▶ What this task involves
Repeat every line of the listing below without changing anything.

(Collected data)
——————

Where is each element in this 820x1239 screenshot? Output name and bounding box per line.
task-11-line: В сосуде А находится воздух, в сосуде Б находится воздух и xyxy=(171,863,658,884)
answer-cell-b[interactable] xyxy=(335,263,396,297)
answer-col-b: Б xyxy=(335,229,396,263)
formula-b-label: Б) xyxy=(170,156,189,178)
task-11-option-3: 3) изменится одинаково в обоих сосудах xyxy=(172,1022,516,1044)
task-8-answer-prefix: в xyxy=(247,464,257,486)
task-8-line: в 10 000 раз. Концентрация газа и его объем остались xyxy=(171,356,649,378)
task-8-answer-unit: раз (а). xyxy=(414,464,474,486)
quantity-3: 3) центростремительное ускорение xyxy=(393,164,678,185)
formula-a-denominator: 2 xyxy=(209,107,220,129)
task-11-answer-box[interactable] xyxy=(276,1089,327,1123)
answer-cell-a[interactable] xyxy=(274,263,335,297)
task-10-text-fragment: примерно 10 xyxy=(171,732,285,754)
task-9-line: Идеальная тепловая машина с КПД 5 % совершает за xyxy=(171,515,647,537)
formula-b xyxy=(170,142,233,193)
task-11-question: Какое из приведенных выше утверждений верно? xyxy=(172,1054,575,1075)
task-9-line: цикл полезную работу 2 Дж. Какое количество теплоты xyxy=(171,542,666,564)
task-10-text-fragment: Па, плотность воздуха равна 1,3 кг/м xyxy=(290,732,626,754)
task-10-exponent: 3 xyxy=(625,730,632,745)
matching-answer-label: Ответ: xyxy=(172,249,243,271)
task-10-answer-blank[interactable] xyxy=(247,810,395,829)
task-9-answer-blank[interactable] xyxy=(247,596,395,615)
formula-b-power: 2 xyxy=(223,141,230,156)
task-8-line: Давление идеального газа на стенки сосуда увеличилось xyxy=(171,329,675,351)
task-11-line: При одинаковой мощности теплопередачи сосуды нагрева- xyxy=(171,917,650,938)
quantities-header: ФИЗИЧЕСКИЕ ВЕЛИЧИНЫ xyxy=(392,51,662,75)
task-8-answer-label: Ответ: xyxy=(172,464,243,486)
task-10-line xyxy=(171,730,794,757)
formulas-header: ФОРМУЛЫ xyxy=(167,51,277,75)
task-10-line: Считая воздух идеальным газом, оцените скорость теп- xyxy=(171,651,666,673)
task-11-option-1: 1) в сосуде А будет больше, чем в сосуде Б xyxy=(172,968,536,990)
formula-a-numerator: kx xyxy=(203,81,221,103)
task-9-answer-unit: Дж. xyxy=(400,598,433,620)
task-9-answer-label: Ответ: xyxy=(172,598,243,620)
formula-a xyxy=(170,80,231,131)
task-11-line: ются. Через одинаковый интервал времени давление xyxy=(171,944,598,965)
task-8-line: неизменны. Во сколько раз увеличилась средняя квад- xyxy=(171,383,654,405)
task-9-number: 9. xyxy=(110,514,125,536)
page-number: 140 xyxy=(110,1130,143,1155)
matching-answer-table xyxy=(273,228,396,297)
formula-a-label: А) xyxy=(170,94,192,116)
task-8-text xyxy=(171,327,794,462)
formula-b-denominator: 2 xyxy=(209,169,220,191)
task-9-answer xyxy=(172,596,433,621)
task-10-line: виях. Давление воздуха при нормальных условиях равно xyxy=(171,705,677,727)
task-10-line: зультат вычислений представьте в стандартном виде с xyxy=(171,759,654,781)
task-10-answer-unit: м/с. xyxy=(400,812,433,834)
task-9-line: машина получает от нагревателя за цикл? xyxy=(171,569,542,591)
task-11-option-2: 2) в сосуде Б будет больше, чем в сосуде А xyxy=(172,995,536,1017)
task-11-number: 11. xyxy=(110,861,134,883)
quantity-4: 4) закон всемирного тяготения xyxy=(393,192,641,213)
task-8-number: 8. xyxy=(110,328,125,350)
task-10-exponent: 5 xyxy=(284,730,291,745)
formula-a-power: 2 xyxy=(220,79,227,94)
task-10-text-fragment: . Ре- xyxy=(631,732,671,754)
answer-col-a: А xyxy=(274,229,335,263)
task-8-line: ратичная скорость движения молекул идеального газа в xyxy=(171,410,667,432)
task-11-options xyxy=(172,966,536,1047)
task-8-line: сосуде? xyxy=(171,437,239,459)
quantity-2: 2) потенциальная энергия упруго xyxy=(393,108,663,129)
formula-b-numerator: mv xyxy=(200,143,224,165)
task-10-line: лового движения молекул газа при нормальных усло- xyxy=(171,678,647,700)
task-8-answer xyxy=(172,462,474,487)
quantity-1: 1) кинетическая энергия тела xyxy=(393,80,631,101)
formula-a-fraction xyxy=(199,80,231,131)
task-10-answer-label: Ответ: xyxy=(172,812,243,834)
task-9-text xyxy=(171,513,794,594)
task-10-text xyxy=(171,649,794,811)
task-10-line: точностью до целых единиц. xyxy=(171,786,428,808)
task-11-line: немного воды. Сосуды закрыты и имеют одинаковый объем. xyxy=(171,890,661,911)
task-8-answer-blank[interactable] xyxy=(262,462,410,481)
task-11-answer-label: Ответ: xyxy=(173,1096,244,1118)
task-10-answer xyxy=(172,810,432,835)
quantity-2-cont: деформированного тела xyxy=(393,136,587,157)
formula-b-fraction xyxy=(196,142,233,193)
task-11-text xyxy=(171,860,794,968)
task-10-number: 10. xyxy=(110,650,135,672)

——————

▶ Exercise output
Where is each element in this 820x1239 screenshot? Output name and bounding box per line.
task-11-line: В сосуде А находится воздух, в сосуде Б находится воздух и xyxy=(171,863,658,884)
answer-cell-b[interactable] xyxy=(335,263,396,297)
answer-col-b: Б xyxy=(335,229,396,263)
formula-b-label: Б) xyxy=(170,156,189,178)
task-11-option-3: 3) изменится одинаково в обоих сосудах xyxy=(172,1022,516,1044)
task-8-answer-prefix: в xyxy=(247,464,257,486)
task-8-line: в 10 000 раз. Концентрация газа и его объем остались xyxy=(171,356,649,378)
task-8-answer-unit: раз (а). xyxy=(414,464,474,486)
quantity-3: 3) центростремительное ускорение xyxy=(393,164,678,185)
formula-a-denominator: 2 xyxy=(209,107,220,129)
task-11-answer-box[interactable] xyxy=(276,1089,327,1123)
answer-cell-a[interactable] xyxy=(274,263,335,297)
task-10-text-fragment: примерно 10 xyxy=(171,732,285,754)
task-9-line: Идеальная тепловая машина с КПД 5 % совершает за xyxy=(171,515,647,537)
formula-b xyxy=(170,142,233,193)
task-11-question: Какое из приведенных выше утверждений верно? xyxy=(172,1054,575,1075)
task-9-line: цикл полезную работу 2 Дж. Какое количество теплоты xyxy=(171,542,666,564)
task-10-text-fragment: Па, плотность воздуха равна 1,3 кг/м xyxy=(290,732,626,754)
task-10-exponent: 3 xyxy=(625,730,632,745)
matching-answer-label: Ответ: xyxy=(172,249,243,271)
task-10-answer-blank[interactable] xyxy=(247,810,395,829)
task-9-answer-blank[interactable] xyxy=(247,596,395,615)
formula-b-power: 2 xyxy=(223,141,230,156)
task-8-line: Давление идеального газа на стенки сосуда увеличилось xyxy=(171,329,675,351)
task-11-line: При одинаковой мощности теплопередачи сосуды нагрева- xyxy=(171,917,650,938)
quantities-header: ФИЗИЧЕСКИЕ ВЕЛИЧИНЫ xyxy=(392,51,662,75)
task-8-answer-label: Ответ: xyxy=(172,464,243,486)
task-10-line xyxy=(171,730,794,757)
formulas-header: ФОРМУЛЫ xyxy=(167,51,277,75)
task-10-line: Считая воздух идеальным газом, оцените скорость теп- xyxy=(171,651,666,673)
task-11-option-1: 1) в сосуде А будет больше, чем в сосуде Б xyxy=(172,968,536,990)
formula-a-numerator: kx xyxy=(203,81,221,103)
task-9-answer-unit: Дж. xyxy=(400,598,433,620)
task-9-answer-label: Ответ: xyxy=(172,598,243,620)
formula-a xyxy=(170,80,231,131)
task-11-line: ются. Через одинаковый интервал времени давление xyxy=(171,944,598,965)
task-8-line: неизменны. Во сколько раз увеличилась средняя квад- xyxy=(171,383,654,405)
task-9-number: 9. xyxy=(110,514,125,536)
page-number: 140 xyxy=(110,1130,143,1155)
matching-answer-table xyxy=(273,228,396,297)
formula-a-label: А) xyxy=(170,94,192,116)
task-8-text xyxy=(171,327,794,462)
formula-b-denominator: 2 xyxy=(209,169,220,191)
task-9-answer xyxy=(172,596,433,621)
task-10-line: виях. Давление воздуха при нормальных условиях равно xyxy=(171,705,677,727)
task-10-line: зультат вычислений представьте в стандартном виде с xyxy=(171,759,654,781)
task-10-answer-unit: м/с. xyxy=(400,812,433,834)
task-9-line: машина получает от нагревателя за цикл? xyxy=(171,569,542,591)
task-11-option-2: 2) в сосуде Б будет больше, чем в сосуде А xyxy=(172,995,536,1017)
task-11-number: 11. xyxy=(110,861,134,883)
quantity-4: 4) закон всемирного тяготения xyxy=(393,192,641,213)
task-8-number: 8. xyxy=(110,328,125,350)
task-10-exponent: 5 xyxy=(284,730,291,745)
formula-a-power: 2 xyxy=(220,79,227,94)
task-10-text-fragment: . Ре- xyxy=(631,732,671,754)
answer-col-a: А xyxy=(274,229,335,263)
task-8-line: ратичная скорость движения молекул идеального газа в xyxy=(171,410,667,432)
task-11-options xyxy=(172,966,536,1047)
task-8-line: сосуде? xyxy=(171,437,239,459)
quantity-2: 2) потенциальная энергия упруго xyxy=(393,108,663,129)
formula-b-numerator: mv xyxy=(200,143,224,165)
task-10-line: лового движения молекул газа при нормальных усло- xyxy=(171,678,647,700)
task-8-answer xyxy=(172,462,474,487)
quantity-1: 1) кинетическая энергия тела xyxy=(393,80,631,101)
formula-a-fraction xyxy=(199,80,231,131)
task-10-answer-label: Ответ: xyxy=(172,812,243,834)
task-9-text xyxy=(171,513,794,594)
task-10-text xyxy=(171,649,794,811)
task-10-line: точностью до целых единиц. xyxy=(171,786,428,808)
task-11-line: немного воды. Сосуды закрыты и имеют одинаковый объем. xyxy=(171,890,661,911)
task-8-answer-blank[interactable] xyxy=(262,462,410,481)
task-11-answer-label: Ответ: xyxy=(173,1096,244,1118)
task-10-answer xyxy=(172,810,432,835)
quantity-2-cont: деформированного тела xyxy=(393,136,587,157)
formula-b-fraction xyxy=(196,142,233,193)
task-11-text xyxy=(171,860,794,968)
task-10-number: 10. xyxy=(110,650,135,672)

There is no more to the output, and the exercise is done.